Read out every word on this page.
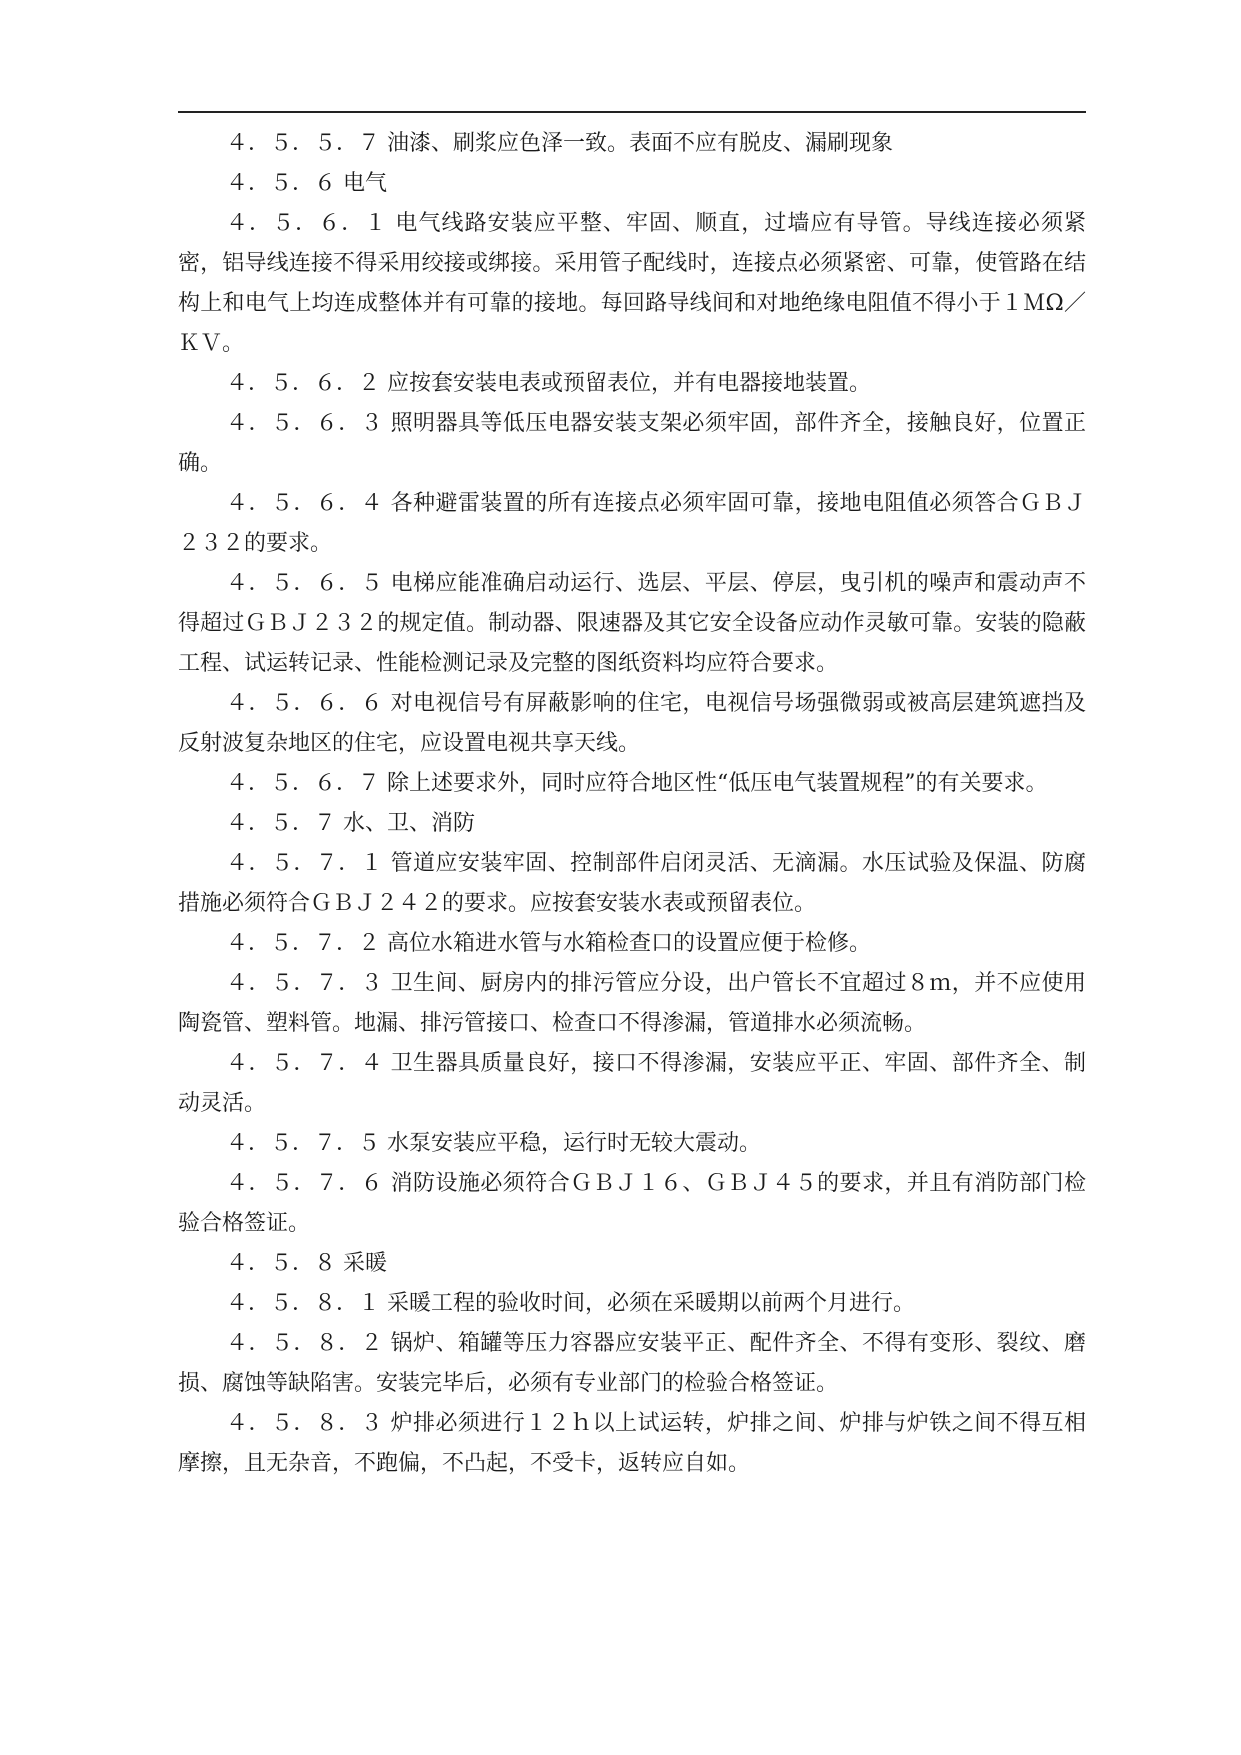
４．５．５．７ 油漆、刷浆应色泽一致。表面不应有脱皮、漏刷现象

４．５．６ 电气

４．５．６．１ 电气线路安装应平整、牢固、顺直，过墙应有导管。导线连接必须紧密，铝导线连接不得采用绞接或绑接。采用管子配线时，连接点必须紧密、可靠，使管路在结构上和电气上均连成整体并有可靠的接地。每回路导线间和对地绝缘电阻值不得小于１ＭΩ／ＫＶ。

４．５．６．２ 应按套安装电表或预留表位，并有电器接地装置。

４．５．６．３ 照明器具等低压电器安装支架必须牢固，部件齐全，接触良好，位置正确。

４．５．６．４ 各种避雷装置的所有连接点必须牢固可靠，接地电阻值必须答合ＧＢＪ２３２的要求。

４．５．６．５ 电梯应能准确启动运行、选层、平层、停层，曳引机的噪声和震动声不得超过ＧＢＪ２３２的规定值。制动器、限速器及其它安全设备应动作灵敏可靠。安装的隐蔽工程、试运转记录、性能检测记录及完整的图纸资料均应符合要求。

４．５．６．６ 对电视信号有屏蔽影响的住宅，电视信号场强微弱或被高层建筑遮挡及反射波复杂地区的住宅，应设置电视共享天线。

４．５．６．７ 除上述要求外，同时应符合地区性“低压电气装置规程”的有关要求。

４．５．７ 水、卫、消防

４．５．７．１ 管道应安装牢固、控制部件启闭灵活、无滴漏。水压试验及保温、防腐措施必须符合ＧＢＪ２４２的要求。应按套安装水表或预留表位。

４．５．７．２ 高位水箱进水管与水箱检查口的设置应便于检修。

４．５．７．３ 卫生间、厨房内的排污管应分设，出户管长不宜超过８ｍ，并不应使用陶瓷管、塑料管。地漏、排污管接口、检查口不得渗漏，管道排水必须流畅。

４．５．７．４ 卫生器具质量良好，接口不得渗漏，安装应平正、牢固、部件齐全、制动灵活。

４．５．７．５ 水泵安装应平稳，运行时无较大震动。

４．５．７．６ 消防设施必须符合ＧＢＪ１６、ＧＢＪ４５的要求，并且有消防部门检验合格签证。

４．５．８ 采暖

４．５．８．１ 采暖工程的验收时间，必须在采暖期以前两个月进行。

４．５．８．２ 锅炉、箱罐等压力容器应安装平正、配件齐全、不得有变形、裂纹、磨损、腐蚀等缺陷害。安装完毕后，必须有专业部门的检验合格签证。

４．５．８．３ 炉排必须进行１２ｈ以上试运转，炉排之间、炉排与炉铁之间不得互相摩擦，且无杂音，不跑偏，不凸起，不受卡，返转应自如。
━━━━━━━━
▶ [EXERCISE BRIEF] None of the pictures should appear; repeat the records exactly otherwise.

▶ [WRITTEN REPLY]
Read out every word on this page.
４．５．５．７ 油漆、刷浆应色泽一致。表面不应有脱皮、漏刷现象

４．５．６ 电气

４．５．６．１ 电气线路安装应平整、牢固、顺直，过墙应有导管。导线连接必须紧密，铝导线连接不得采用绞接或绑接。采用管子配线时，连接点必须紧密、可靠，使管路在结构上和电气上均连成整体并有可靠的接地。每回路导线间和对地绝缘电阻值不得小于１ＭΩ／ＫＶ。

４．５．６．２ 应按套安装电表或预留表位，并有电器接地装置。

４．５．６．３ 照明器具等低压电器安装支架必须牢固，部件齐全，接触良好，位置正确。

４．５．６．４ 各种避雷装置的所有连接点必须牢固可靠，接地电阻值必须答合ＧＢＪ２３２的要求。

４．５．６．５ 电梯应能准确启动运行、选层、平层、停层，曳引机的噪声和震动声不得超过ＧＢＪ２３２的规定值。制动器、限速器及其它安全设备应动作灵敏可靠。安装的隐蔽工程、试运转记录、性能检测记录及完整的图纸资料均应符合要求。

４．５．６．６ 对电视信号有屏蔽影响的住宅，电视信号场强微弱或被高层建筑遮挡及反射波复杂地区的住宅，应设置电视共享天线。

４．５．６．７ 除上述要求外，同时应符合地区性“低压电气装置规程”的有关要求。

４．５．７ 水、卫、消防

４．５．７．１ 管道应安装牢固、控制部件启闭灵活、无滴漏。水压试验及保温、防腐措施必须符合ＧＢＪ２４２的要求。应按套安装水表或预留表位。

４．５．７．２ 高位水箱进水管与水箱检查口的设置应便于检修。

４．５．７．３ 卫生间、厨房内的排污管应分设，出户管长不宜超过８ｍ，并不应使用陶瓷管、塑料管。地漏、排污管接口、检查口不得渗漏，管道排水必须流畅。

４．５．７．４ 卫生器具质量良好，接口不得渗漏，安装应平正、牢固、部件齐全、制动灵活。

４．５．７．５ 水泵安装应平稳，运行时无较大震动。

４．５．７．６ 消防设施必须符合ＧＢＪ１６、ＧＢＪ４５的要求，并且有消防部门检验合格签证。

４．５．８ 采暖

４．５．８．１ 采暖工程的验收时间，必须在采暖期以前两个月进行。

４．５．８．２ 锅炉、箱罐等压力容器应安装平正、配件齐全、不得有变形、裂纹、磨损、腐蚀等缺陷害。安装完毕后，必须有专业部门的检验合格签证。

４．５．８．３ 炉排必须进行１２ｈ以上试运转，炉排之间、炉排与炉铁之间不得互相摩擦，且无杂音，不跑偏，不凸起，不受卡，返转应自如。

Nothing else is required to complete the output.